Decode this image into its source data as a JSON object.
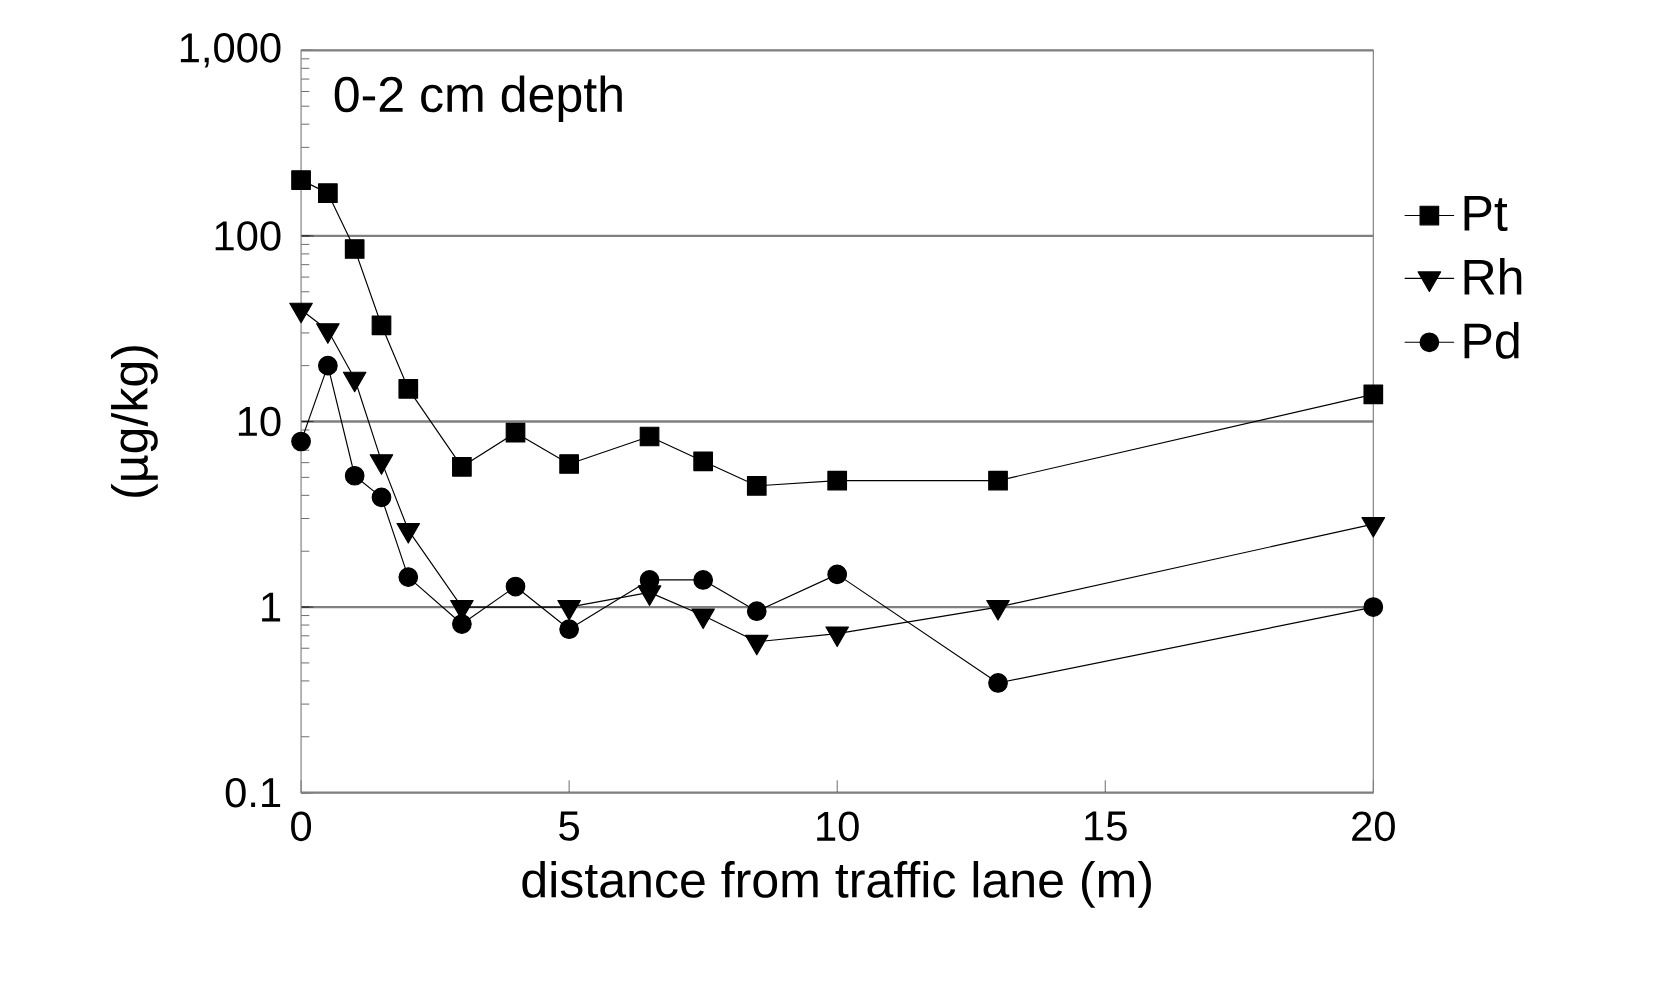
{
  "chart_data": {
    "type": "line",
    "xlabel": "distance from traffic lane (m)",
    "ylabel": "(µg/kg)",
    "annotations": [
      "0-2 cm depth"
    ],
    "log": "y",
    "grid": "y",
    "legend": "right",
    "line_style": "solid",
    "xlim": [
      0,
      20
    ],
    "xticks": [
      0,
      5,
      10,
      15,
      20
    ],
    "ylim": [
      0.1,
      1000
    ],
    "yticks": [
      {
        "value": 0.1,
        "label": "0.1"
      },
      {
        "value": 1,
        "label": "1"
      },
      {
        "value": 10,
        "label": "10"
      },
      {
        "value": 100,
        "label": "100"
      },
      {
        "value": 1000,
        "label": "1,000"
      }
    ],
    "series": [
      {
        "name": "Pt",
        "color": "#000000",
        "marker": "square",
        "x": [
          0,
          0.5,
          1,
          1.5,
          2,
          3,
          4,
          5,
          6.5,
          7.5,
          8.5,
          10,
          13,
          20
        ],
        "values": [
          200,
          170,
          85,
          33,
          15,
          5.7,
          8.7,
          5.9,
          8.3,
          6.1,
          4.5,
          4.8,
          4.8,
          14
        ]
      },
      {
        "name": "Rh",
        "color": "#000000",
        "marker": "triangle",
        "x": [
          0,
          0.5,
          1,
          1.5,
          2,
          3,
          5,
          6.5,
          7.5,
          8.5,
          10,
          13,
          20
        ],
        "values": [
          40,
          31,
          17,
          6.1,
          2.6,
          1.0,
          1.0,
          1.2,
          0.9,
          0.65,
          0.72,
          1.0,
          2.8
        ]
      },
      {
        "name": "Pd",
        "color": "#000000",
        "marker": "circle",
        "x": [
          0,
          0.5,
          1,
          1.5,
          2,
          3,
          4,
          5,
          6.5,
          7.5,
          8.5,
          10,
          13,
          20
        ],
        "values": [
          7.8,
          20,
          5.1,
          3.9,
          1.45,
          0.81,
          1.29,
          0.76,
          1.4,
          1.4,
          0.95,
          1.5,
          0.39,
          1.0
        ]
      }
    ]
  }
}
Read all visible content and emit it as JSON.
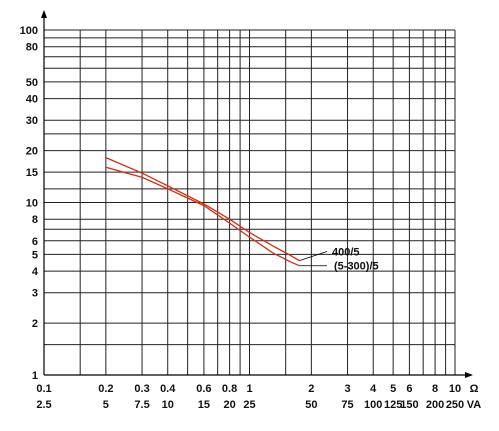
{
  "chart_data": {
    "type": "line",
    "x_scale": "log",
    "y_scale": "log",
    "xlim": [
      0.1,
      10
    ],
    "ylim": [
      1,
      100
    ],
    "grid": true,
    "x_ticks_ohm": [
      "0.1",
      "0.2",
      "0.3",
      "0.4",
      "0.6",
      "0.8",
      "1",
      "2",
      "3",
      "4",
      "5",
      "6",
      "8",
      "10"
    ],
    "x_ticks_va": [
      "2.5",
      "5",
      "7.5",
      "10",
      "15",
      "20",
      "25",
      "50",
      "75",
      "100",
      "125",
      "150",
      "200",
      "250"
    ],
    "x_tick_values": [
      0.1,
      0.2,
      0.3,
      0.4,
      0.6,
      0.8,
      1,
      2,
      3,
      4,
      5,
      6,
      8,
      10
    ],
    "x_unit_ohm": "Ω",
    "x_unit_va": "VA",
    "y_ticks": [
      "1",
      "2",
      "3",
      "4",
      "5",
      "6",
      "8",
      "10",
      "15",
      "20",
      "30",
      "40",
      "50",
      "80",
      "100"
    ],
    "y_tick_values": [
      1,
      2,
      3,
      4,
      5,
      6,
      8,
      10,
      15,
      20,
      30,
      40,
      50,
      80,
      100
    ],
    "y_grid_values": [
      1,
      1.5,
      2,
      3,
      4,
      5,
      6,
      7,
      8,
      10,
      12,
      15,
      20,
      25,
      30,
      40,
      50,
      60,
      70,
      80,
      90,
      100
    ],
    "x_grid_values": [
      0.1,
      0.15,
      0.2,
      0.3,
      0.4,
      0.5,
      0.6,
      0.7,
      0.8,
      0.9,
      1,
      1.5,
      2,
      3,
      4,
      5,
      6,
      7,
      8,
      9,
      10
    ],
    "series": [
      {
        "name": "400/5",
        "color": "#d62b10",
        "points": [
          [
            0.2,
            18.2
          ],
          [
            0.3,
            14.8
          ],
          [
            0.4,
            12.5
          ],
          [
            0.6,
            9.8
          ],
          [
            0.8,
            8.0
          ],
          [
            1.0,
            6.7
          ],
          [
            1.3,
            5.6
          ],
          [
            1.6,
            4.9
          ],
          [
            1.75,
            4.6
          ]
        ]
      },
      {
        "name": "(5-300)/5",
        "color": "#d62b10",
        "points": [
          [
            0.2,
            16.0
          ],
          [
            0.3,
            14.0
          ],
          [
            0.4,
            12.0
          ],
          [
            0.6,
            9.6
          ],
          [
            0.8,
            7.6
          ],
          [
            1.0,
            6.3
          ],
          [
            1.3,
            5.1
          ],
          [
            1.6,
            4.5
          ],
          [
            1.75,
            4.3
          ]
        ]
      }
    ],
    "legend_placement": "right-of-curves"
  }
}
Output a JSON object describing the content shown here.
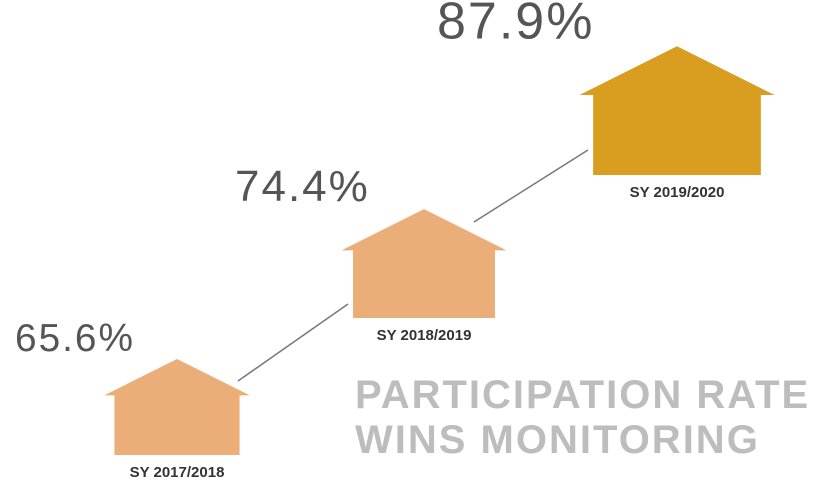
{
  "chart_data": {
    "type": "pictograph",
    "title_lines": [
      "PARTICIPATION RATE",
      "WINS MONITORING"
    ],
    "categories": [
      "SY 2017/2018",
      "SY 2018/2019",
      "SY 2019/2020"
    ],
    "values": [
      65.6,
      74.4,
      87.9
    ],
    "value_labels": [
      "65.6%",
      "74.4%",
      "87.9%"
    ],
    "colors": [
      "#ebae78",
      "#ebae78",
      "#d99e1f"
    ]
  }
}
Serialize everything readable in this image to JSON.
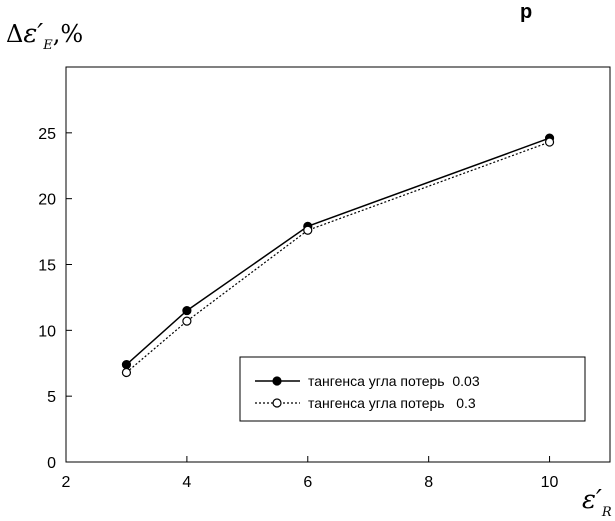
{
  "corner_text": "р",
  "chart_data": {
    "type": "line",
    "ylabel": {
      "delta": "Δ",
      "symbol": "ε′",
      "subscript": "E",
      "suffix": ",%"
    },
    "xlabel": {
      "symbol": "ε′",
      "subscript": "R"
    },
    "xlim": [
      2,
      11
    ],
    "ylim": [
      0,
      30
    ],
    "x_ticks": [
      2,
      4,
      6,
      8,
      10
    ],
    "y_ticks": [
      0,
      5,
      10,
      15,
      20,
      25
    ],
    "grid": false,
    "legend_position": "bottom-right",
    "series": [
      {
        "name": "тангенса угла потерь  0.03",
        "style": "solid",
        "marker": "filled-circle",
        "color": "#000000",
        "x": [
          3,
          4,
          6,
          10
        ],
        "y": [
          7.4,
          11.5,
          17.9,
          24.6
        ]
      },
      {
        "name": "тангенса угла потерь   0.3",
        "style": "dotted",
        "marker": "open-circle",
        "color": "#000000",
        "x": [
          3,
          4,
          6,
          10
        ],
        "y": [
          6.8,
          10.7,
          17.6,
          24.3
        ]
      }
    ]
  }
}
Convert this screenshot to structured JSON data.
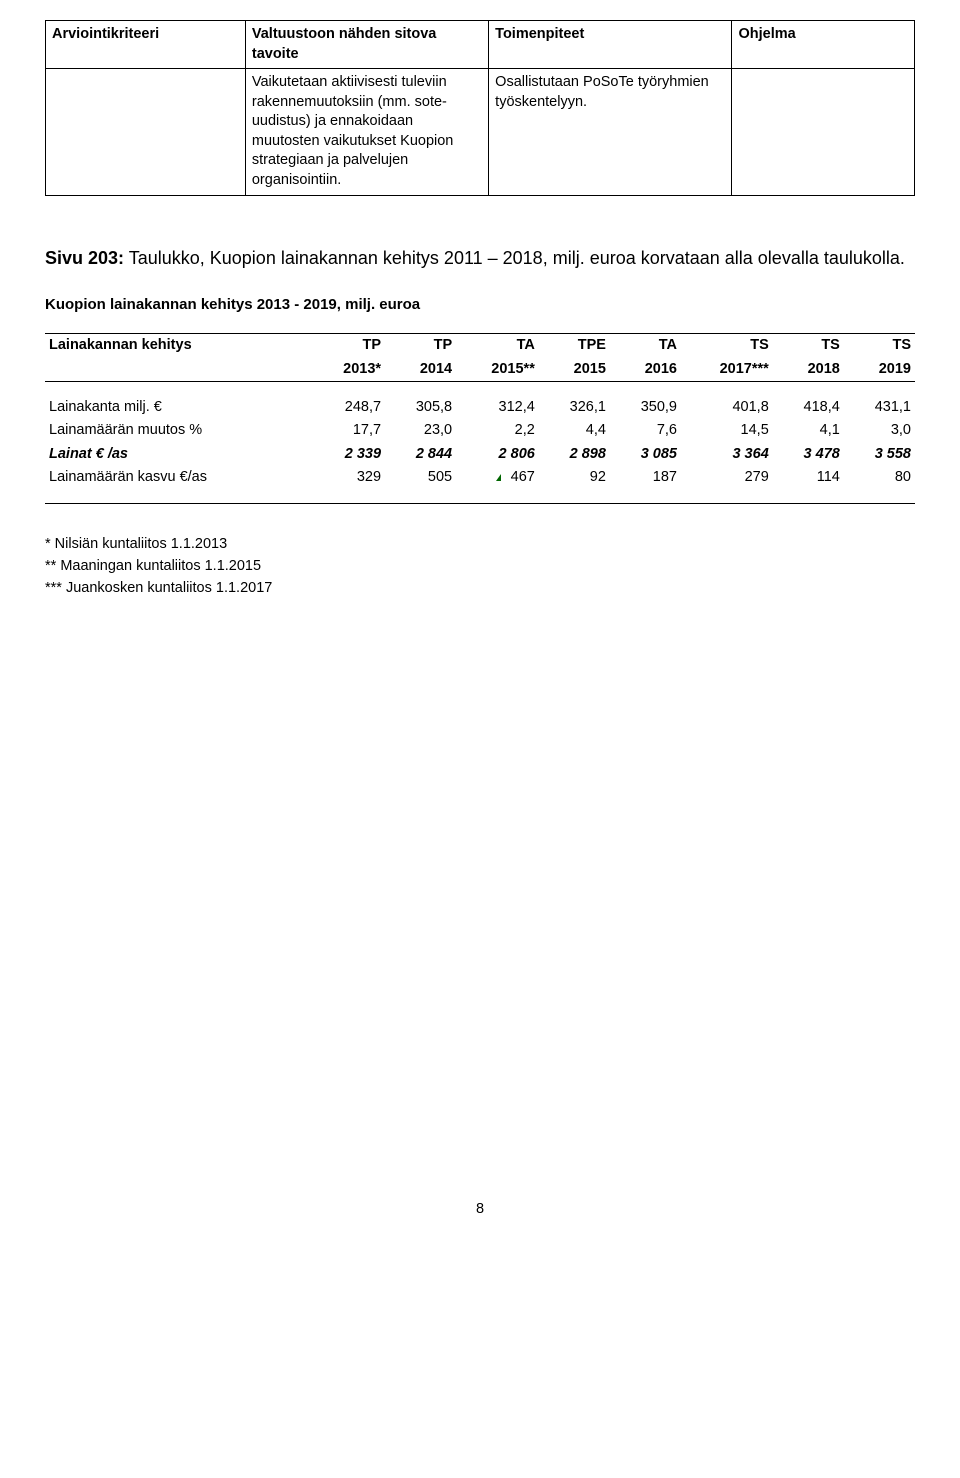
{
  "top_table": {
    "headers": [
      "Arviointikriteeri",
      "Valtuustoon nähden sitova tavoite",
      "Toimenpiteet",
      "Ohjelma"
    ],
    "row": {
      "c1": "",
      "c2": "Vaikutetaan aktiivisesti tuleviin rakennemuutoksiin (mm. sote-uudistus) ja ennakoidaan muutosten vaikutukset Kuopion strategiaan ja palvelujen organisointiin.",
      "c3": "Osallistutaan PoSoTe työryhmien työskentelyyn.",
      "c4": ""
    }
  },
  "para": {
    "lead": "Sivu 203:",
    "rest": " Taulukko, Kuopion lainakannan kehitys 2011 – 2018, milj. euroa korvataan alla olevalla taulukolla."
  },
  "section_title": "Kuopion lainakannan kehitys 2013 - 2019, milj. euroa",
  "data_table": {
    "header_top": [
      "Lainakannan kehitys",
      "TP",
      "TP",
      "TA",
      "TPE",
      "TA",
      "TS",
      "TS",
      "TS"
    ],
    "header_bot": [
      "",
      "2013*",
      "2014",
      "2015**",
      "2015",
      "2016",
      "2017***",
      "2018",
      "2019"
    ],
    "rows": [
      {
        "label": "Lainakanta milj. €",
        "v": [
          "248,7",
          "305,8",
          "312,4",
          "326,1",
          "350,9",
          "401,8",
          "418,4",
          "431,1"
        ],
        "italic": false
      },
      {
        "label": "Lainamäärän muutos %",
        "v": [
          "17,7",
          "23,0",
          "2,2",
          "4,4",
          "7,6",
          "14,5",
          "4,1",
          "3,0"
        ],
        "italic": false
      },
      {
        "label": "Lainat € /as",
        "v": [
          "2 339",
          "2 844",
          "2 806",
          "2 898",
          "3 085",
          "3 364",
          "3 478",
          "3 558"
        ],
        "italic": true
      },
      {
        "label": "Lainamäärän kasvu €/as",
        "v": [
          "329",
          "505",
          "467",
          "92",
          "187",
          "279",
          "114",
          "80"
        ],
        "italic": false,
        "tri": true
      }
    ]
  },
  "notes": [
    "*   Nilsiän  kuntaliitos 1.1.2013",
    "**  Maaningan kuntaliitos 1.1.2015",
    "*** Juankosken kuntaliitos 1.1.2017"
  ],
  "page_number": "8"
}
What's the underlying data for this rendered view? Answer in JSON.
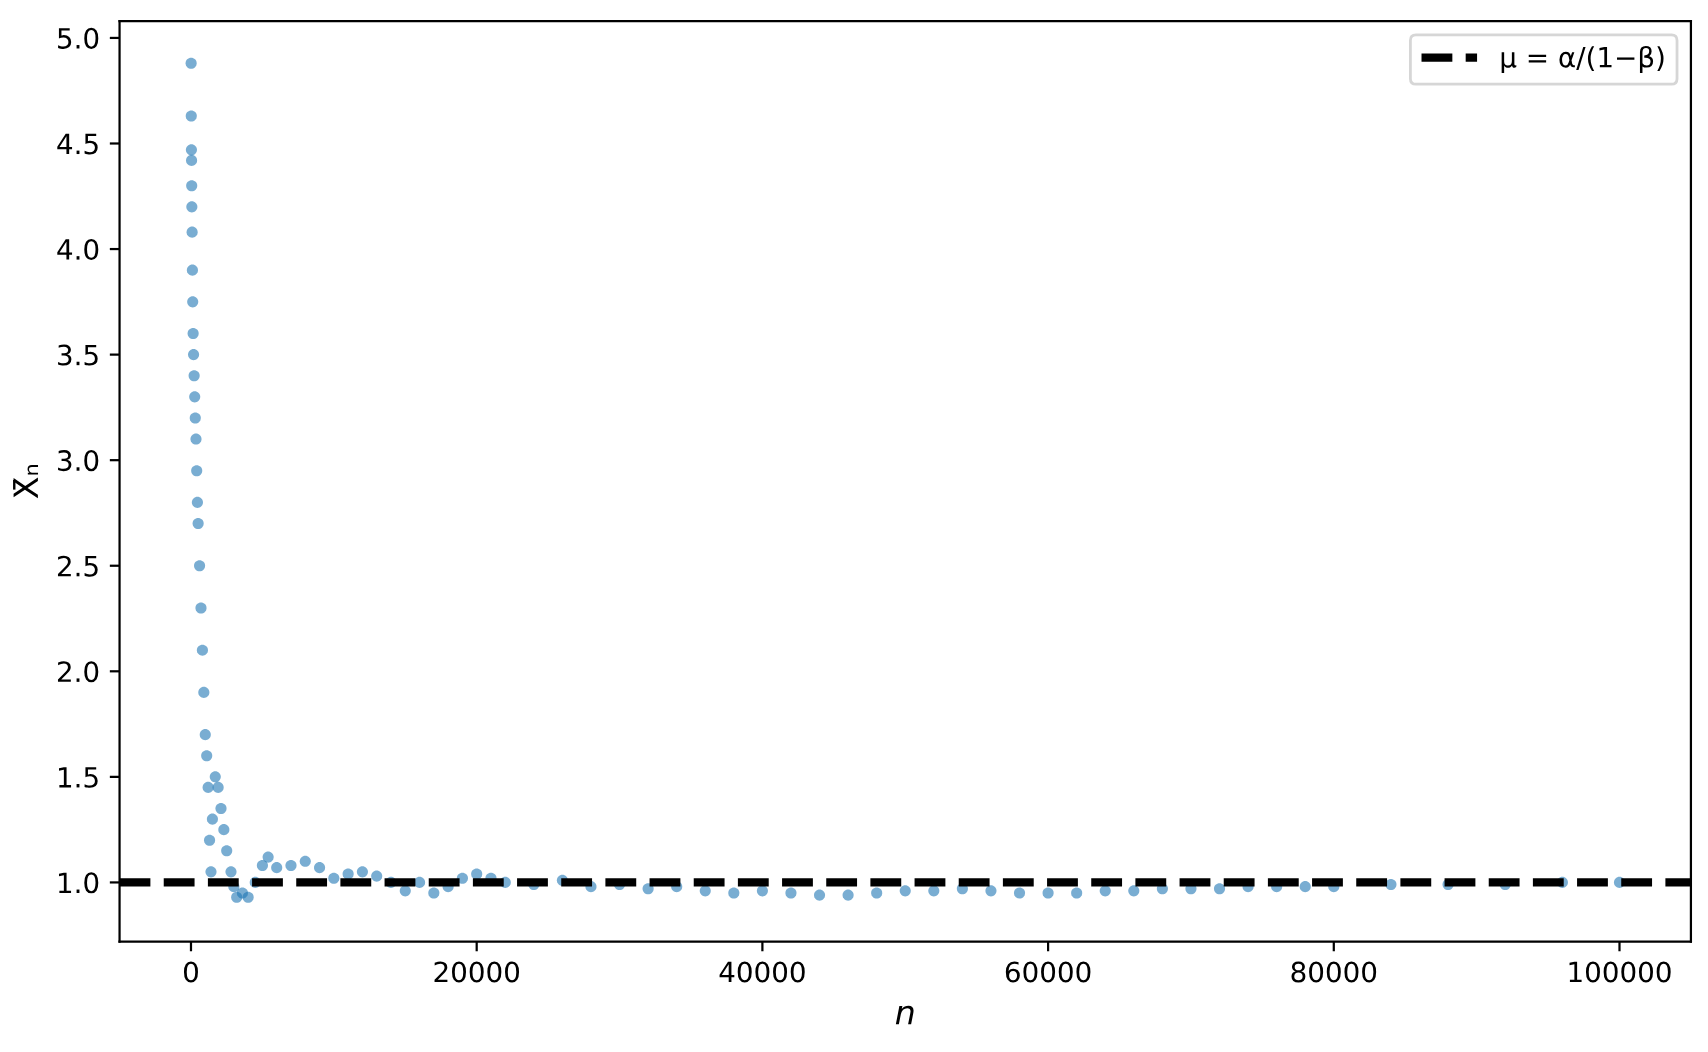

_ _ _ _

- _THE EXERCISE_: The answer should be a single number: the count of lines in the data that include the string "euroa".

- _TASK RESPONSE_: 2